BEGIN PAGE EXTRACT

Toyota TOM'S Celica C (TOM'S 82C)
- Category: Group C sports prototype
- Constructor: Toyota Tom's Dome

Technical specifications
- Chassis: Aluminum twin-tube monocoque, carbon-fiber-reinforced polymer body
- Suspension (front): Double wishbone suspension, coil-spring over shock absorbers, rocker arms
- Suspension (rear): Double wishbone suspension, coil-spring over shock absorbersrocker arms
- Length: 4,428 mm (174 in)
- Width: 1,900 mm (75 in)
- Height: 1,075 mm (42 in)
- Axle track: 1,480 mm (58 in) (front) 1,450 mm (57 in) (rear)
- Wheelbase: 2,500 mm (98 in)
- Engine: Toyota 2T-G 2.0 L (2,000 cc; 122 cu in) NA I4 mid-mounted
- Transmission: Hewland DG300LM 5-speed manual
- Weight: 800 kg (1,764 lb)

END PAGE EXTRACT
BEGIN INPUT DATA

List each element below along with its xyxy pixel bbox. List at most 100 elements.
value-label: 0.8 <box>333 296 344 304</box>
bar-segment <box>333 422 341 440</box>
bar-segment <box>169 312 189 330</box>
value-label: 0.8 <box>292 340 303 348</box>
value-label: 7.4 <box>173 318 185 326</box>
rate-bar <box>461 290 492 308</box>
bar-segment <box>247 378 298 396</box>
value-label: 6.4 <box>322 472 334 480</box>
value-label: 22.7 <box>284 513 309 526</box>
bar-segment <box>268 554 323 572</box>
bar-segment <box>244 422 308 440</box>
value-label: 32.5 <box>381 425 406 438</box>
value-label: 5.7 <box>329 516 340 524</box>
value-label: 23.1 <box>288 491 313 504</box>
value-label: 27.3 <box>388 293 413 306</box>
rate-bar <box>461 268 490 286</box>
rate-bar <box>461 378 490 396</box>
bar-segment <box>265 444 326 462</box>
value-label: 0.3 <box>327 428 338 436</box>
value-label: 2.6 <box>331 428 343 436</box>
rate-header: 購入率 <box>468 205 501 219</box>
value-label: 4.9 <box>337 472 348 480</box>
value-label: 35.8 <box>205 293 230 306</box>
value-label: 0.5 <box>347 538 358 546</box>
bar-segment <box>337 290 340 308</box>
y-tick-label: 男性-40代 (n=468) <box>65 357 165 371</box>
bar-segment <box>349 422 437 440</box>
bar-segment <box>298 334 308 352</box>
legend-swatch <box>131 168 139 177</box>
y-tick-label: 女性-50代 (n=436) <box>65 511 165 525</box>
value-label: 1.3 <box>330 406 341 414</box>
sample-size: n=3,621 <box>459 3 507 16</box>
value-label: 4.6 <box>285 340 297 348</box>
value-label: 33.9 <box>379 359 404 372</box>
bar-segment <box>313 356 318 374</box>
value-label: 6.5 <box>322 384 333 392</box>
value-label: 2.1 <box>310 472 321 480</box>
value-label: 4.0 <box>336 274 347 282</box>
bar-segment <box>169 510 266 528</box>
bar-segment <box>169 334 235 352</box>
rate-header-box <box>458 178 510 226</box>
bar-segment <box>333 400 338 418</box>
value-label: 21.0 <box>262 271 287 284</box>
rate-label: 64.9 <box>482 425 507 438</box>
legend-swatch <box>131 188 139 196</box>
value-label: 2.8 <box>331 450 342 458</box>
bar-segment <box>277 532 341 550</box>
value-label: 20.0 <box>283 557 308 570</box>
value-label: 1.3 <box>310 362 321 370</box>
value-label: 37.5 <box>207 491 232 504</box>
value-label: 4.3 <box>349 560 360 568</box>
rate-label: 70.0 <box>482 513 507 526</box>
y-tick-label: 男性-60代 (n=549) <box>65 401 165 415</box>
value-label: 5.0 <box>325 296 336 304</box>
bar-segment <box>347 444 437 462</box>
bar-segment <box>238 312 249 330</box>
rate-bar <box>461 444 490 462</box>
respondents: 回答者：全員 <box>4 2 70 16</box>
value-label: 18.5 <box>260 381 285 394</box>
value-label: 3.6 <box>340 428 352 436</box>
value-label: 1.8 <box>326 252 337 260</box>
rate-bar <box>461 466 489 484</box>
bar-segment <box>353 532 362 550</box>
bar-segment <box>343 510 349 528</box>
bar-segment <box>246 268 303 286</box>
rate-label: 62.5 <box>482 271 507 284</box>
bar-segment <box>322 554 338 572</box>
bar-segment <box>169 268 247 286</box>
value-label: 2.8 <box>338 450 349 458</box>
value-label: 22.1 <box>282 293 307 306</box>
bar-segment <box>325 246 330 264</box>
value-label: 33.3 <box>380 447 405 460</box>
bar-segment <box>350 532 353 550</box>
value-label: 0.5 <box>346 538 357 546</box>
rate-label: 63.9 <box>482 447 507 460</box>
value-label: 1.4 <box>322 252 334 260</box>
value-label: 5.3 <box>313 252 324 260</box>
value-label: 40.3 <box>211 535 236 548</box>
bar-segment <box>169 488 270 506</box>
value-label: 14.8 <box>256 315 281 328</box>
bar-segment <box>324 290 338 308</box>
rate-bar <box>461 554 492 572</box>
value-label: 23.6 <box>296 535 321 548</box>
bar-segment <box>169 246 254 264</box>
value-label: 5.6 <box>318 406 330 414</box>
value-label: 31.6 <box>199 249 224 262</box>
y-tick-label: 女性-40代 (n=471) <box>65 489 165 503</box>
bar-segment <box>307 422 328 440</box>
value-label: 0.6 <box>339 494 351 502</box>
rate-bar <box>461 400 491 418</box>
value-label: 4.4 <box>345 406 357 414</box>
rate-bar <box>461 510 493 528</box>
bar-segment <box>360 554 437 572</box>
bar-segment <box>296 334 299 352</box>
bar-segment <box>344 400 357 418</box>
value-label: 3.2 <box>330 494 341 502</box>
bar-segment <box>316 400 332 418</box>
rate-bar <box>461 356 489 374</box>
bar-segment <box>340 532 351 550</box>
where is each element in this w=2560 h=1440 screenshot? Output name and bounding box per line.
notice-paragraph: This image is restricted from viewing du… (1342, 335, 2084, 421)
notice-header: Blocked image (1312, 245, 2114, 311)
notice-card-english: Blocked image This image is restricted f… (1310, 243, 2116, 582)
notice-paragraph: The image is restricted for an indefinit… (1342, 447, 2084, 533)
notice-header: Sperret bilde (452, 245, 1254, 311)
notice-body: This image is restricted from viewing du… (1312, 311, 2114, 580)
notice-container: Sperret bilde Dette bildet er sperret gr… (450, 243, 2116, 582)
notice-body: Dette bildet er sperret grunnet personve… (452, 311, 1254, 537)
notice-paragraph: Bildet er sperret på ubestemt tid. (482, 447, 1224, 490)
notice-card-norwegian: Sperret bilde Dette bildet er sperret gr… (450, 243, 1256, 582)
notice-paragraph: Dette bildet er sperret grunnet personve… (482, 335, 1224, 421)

END INPUT DATA

REQUIRED ACTIONS:
(1) Say whether each statement agrees with the Toyota TOM'S Celica C specifications. Answer yes or no, and quote the words that decide it. (a) The engine sits at the front of the car. (b) The car weighs 800 kg. (c) The transmission is a six-speed manual.
(2) Carry the Toyota TOM'S Celica C specifications on past their last line, "Weight: 800 kg (1,764 lb)".

TASK-BY-TASK OUTPUTS:
(1)
(a) No: "NA I4 mid-mounted"
(b) Yes: "Weight: 800 kg (1,764 lb)"
(c) No: "Hewland DG300LM 5-speed manual"

(2)
- Fuel: Elf

Competition history
- Notable entrants: Toyota Team Tom's

= Toyota TOM'S Celica C =

Group C racing car built by Toyota

The Toyota TOM'S Celica C, also known as the TOM'S 82C, was a Group C sports prototype race car, designed, developed, and built by Toyota, in collaboration and partnership with TOM'S, for sports car racing, in 1982. It was based on the regular Toyota Celica car.